▶ [Deine Aufgabe]: Schreib die Einträge vom Anfang bis einschließlich der Zeile, die „switch B47: [126, 137, 137, 153]“ enthält, als nummerierte Liste um. Leerzeilen kommen nicht mit in die Liste.

▶ [Positionsangaben der Elemente]:
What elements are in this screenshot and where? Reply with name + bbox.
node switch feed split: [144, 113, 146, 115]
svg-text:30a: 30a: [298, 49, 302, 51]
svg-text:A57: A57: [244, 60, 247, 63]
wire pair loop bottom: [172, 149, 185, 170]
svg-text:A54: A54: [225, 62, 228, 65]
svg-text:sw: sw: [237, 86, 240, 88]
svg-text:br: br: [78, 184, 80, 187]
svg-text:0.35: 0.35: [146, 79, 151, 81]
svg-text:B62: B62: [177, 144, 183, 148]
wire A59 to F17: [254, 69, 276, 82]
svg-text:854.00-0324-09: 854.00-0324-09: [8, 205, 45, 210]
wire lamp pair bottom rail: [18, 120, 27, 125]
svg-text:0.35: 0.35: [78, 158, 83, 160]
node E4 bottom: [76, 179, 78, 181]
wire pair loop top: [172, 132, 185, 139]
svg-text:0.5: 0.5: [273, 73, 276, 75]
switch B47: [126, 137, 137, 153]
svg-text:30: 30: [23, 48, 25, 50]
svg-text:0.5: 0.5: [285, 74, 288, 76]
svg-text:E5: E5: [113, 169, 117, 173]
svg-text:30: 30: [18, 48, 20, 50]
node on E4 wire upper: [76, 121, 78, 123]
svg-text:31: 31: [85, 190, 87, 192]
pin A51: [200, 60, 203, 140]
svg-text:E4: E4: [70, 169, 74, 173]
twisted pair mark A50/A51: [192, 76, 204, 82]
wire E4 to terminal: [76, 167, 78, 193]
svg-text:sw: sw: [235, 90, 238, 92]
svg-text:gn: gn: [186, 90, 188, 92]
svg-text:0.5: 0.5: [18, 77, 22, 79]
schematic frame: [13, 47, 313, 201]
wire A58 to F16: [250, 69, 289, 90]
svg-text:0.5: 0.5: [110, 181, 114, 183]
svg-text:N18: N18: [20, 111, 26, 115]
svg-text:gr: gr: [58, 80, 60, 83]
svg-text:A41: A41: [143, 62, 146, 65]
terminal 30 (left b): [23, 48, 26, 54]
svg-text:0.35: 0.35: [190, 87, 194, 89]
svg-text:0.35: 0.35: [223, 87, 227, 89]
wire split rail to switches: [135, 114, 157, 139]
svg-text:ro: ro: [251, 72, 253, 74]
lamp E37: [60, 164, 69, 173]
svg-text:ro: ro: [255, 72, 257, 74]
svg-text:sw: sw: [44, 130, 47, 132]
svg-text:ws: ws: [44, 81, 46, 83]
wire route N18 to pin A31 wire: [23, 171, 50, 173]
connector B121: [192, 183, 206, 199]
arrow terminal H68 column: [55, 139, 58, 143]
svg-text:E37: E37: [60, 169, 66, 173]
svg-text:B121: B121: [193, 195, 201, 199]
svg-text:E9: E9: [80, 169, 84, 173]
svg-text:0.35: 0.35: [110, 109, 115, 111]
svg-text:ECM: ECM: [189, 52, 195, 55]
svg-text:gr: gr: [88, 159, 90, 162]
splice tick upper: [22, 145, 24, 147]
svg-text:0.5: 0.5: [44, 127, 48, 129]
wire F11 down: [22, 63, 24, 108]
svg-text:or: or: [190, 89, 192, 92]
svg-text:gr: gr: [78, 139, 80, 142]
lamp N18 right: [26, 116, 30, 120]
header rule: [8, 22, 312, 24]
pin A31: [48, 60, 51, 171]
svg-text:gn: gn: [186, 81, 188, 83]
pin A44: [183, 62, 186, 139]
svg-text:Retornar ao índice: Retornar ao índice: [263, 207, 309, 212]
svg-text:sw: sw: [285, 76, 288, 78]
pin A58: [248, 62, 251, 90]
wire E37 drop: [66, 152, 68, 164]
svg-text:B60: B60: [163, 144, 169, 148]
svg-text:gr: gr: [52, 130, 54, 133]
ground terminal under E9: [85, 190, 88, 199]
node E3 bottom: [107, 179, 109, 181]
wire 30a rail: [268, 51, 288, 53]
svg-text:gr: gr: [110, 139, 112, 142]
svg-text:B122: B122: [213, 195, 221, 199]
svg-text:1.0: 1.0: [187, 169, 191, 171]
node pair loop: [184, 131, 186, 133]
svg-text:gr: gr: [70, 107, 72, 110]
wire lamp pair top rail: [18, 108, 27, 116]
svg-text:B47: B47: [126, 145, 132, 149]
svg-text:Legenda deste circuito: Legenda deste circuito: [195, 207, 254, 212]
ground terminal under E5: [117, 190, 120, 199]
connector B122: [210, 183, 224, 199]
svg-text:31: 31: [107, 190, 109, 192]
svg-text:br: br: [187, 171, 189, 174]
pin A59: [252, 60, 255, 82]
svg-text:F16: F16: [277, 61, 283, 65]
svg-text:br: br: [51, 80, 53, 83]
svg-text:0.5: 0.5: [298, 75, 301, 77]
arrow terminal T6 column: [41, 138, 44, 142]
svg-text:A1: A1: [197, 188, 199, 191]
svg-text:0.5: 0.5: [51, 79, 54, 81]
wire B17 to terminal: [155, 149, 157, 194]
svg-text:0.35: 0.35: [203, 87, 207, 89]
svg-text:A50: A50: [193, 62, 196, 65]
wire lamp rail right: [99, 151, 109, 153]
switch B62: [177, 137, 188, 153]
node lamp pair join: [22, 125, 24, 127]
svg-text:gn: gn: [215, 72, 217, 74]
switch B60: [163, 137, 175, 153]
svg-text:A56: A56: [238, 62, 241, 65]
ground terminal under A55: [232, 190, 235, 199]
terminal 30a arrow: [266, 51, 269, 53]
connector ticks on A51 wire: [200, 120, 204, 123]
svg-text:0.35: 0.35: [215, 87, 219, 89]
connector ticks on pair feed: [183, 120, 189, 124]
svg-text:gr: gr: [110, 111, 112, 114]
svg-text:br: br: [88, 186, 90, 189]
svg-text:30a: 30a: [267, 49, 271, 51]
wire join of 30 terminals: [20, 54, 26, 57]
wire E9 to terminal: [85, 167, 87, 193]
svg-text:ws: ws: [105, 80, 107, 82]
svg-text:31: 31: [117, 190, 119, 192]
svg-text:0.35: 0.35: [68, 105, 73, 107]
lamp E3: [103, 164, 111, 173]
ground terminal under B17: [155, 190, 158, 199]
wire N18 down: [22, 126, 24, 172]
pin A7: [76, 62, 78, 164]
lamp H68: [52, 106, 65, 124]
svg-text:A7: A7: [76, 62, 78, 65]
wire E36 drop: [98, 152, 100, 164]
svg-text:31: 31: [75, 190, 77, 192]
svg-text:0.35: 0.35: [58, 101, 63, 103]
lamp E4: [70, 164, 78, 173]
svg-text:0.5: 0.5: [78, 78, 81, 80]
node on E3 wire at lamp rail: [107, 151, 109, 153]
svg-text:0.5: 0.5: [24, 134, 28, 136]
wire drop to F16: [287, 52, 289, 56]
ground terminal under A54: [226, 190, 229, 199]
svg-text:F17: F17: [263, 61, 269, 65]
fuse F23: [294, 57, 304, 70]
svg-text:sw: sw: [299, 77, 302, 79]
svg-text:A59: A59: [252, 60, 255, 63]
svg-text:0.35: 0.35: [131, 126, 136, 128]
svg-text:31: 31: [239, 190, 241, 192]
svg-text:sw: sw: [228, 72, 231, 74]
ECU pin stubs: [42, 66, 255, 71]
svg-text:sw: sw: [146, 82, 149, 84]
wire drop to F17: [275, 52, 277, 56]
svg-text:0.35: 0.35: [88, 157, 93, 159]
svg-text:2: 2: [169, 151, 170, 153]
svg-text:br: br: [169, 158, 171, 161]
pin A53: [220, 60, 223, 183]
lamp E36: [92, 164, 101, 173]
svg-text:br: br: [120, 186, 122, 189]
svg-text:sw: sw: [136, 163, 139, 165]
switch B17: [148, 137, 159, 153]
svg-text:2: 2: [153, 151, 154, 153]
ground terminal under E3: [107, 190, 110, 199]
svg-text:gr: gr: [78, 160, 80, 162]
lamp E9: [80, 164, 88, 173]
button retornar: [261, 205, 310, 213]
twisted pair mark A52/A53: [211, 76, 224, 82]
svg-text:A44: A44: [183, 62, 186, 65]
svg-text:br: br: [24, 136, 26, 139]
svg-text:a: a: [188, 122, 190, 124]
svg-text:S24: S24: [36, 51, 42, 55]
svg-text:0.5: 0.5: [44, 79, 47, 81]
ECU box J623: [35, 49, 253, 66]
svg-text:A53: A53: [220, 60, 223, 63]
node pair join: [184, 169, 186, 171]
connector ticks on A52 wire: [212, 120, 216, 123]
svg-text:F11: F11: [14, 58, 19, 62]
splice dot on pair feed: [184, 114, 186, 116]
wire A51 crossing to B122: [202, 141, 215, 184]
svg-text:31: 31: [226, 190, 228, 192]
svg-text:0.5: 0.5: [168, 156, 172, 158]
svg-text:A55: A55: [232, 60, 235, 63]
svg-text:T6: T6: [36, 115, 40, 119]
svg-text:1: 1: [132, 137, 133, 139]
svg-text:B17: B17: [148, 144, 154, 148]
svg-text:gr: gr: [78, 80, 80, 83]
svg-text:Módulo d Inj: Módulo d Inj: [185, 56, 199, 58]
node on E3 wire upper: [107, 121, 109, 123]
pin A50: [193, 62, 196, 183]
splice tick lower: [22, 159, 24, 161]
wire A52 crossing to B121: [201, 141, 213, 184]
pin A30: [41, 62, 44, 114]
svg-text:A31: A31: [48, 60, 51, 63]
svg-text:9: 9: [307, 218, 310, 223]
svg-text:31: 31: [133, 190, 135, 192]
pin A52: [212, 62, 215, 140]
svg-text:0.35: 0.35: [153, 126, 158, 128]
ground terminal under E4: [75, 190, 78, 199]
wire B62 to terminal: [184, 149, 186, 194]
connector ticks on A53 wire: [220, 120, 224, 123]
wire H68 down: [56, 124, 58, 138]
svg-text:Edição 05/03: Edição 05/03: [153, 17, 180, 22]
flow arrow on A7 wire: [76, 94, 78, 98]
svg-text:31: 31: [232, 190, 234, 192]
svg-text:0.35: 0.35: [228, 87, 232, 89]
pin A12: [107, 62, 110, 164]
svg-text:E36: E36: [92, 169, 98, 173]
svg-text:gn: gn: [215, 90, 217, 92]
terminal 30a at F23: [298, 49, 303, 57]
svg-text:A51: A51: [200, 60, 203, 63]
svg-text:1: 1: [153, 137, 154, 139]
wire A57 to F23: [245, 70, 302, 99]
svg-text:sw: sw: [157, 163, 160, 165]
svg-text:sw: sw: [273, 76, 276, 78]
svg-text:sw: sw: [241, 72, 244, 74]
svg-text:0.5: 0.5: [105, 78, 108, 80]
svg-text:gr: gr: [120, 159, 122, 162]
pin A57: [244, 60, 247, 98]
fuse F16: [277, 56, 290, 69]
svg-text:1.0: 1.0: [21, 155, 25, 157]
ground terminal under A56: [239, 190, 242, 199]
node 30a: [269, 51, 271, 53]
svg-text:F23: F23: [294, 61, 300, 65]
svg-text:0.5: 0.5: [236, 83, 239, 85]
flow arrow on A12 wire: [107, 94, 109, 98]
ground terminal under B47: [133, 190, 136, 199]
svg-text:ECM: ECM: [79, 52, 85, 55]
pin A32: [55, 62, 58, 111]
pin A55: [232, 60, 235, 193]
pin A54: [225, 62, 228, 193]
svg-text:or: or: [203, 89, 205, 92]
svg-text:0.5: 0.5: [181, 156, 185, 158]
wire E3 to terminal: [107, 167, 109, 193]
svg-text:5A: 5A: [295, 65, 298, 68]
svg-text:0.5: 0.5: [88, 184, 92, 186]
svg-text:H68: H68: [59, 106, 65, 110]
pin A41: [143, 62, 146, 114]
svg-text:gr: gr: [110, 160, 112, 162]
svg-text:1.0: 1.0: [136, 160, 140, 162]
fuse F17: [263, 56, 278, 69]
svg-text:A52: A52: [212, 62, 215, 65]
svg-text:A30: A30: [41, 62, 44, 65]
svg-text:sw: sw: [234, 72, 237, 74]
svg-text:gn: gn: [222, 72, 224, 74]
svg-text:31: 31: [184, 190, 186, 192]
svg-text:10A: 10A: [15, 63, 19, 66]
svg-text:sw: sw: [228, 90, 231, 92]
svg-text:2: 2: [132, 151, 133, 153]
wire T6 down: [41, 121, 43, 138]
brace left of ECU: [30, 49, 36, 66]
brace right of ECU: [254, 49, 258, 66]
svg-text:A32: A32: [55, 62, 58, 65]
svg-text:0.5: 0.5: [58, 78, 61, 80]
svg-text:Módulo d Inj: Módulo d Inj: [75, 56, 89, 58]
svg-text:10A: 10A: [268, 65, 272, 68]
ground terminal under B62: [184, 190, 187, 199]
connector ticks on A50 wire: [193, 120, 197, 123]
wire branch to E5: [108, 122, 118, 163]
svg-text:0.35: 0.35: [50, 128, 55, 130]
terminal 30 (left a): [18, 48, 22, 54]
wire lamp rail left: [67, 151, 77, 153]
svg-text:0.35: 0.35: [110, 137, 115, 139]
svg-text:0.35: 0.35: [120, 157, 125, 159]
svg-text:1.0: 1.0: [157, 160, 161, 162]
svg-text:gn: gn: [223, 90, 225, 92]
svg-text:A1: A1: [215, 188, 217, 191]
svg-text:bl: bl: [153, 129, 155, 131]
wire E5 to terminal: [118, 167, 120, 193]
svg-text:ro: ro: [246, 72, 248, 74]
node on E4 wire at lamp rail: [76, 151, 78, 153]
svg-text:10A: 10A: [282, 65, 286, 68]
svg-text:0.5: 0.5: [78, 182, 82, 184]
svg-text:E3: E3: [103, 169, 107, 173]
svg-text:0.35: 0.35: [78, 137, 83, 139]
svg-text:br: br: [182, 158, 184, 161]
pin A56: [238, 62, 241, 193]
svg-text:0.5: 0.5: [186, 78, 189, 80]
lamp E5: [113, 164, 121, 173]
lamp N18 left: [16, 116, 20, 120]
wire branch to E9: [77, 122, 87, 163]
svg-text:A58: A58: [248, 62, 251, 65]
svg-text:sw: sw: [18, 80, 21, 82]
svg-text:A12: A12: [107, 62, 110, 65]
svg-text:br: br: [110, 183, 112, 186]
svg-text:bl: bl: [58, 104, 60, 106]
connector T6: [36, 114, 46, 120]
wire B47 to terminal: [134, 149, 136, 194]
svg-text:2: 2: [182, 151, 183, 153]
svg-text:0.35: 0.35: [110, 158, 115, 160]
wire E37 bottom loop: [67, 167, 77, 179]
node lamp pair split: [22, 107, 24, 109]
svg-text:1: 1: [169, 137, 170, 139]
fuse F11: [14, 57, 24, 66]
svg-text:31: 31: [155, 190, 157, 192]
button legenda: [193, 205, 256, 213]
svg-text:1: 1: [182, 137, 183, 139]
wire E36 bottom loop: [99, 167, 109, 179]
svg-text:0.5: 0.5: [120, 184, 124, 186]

▶ [Lösung]:
1. What elements are in this screenshot and where? Reply with name + bbox.
2. node switch feed split: [144, 113, 146, 115]
3. svg-text:30a: 30a: [298, 49, 302, 51]
4. svg-text:A57: A57: [244, 60, 247, 63]
5. wire pair loop bottom: [172, 149, 185, 170]
6. svg-text:A54: A54: [225, 62, 228, 65]
7. svg-text:sw: sw: [237, 86, 240, 88]
8. svg-text:br: br: [78, 184, 80, 187]
9. svg-text:0.35: 0.35: [146, 79, 151, 81]
10. svg-text:B62: B62: [177, 144, 183, 148]
11. wire A59 to F17: [254, 69, 276, 82]
12. svg-text:854.00-0324-09: 854.00-0324-09: [8, 205, 45, 210]
13. wire lamp pair bottom rail: [18, 120, 27, 125]
14. svg-text:0.35: 0.35: [78, 158, 83, 160]
15. node E4 bottom: [76, 179, 78, 181]
16. wire pair loop top: [172, 132, 185, 139]
17. svg-text:0.5: 0.5: [273, 73, 276, 75]
18. switch B47: [126, 137, 137, 153]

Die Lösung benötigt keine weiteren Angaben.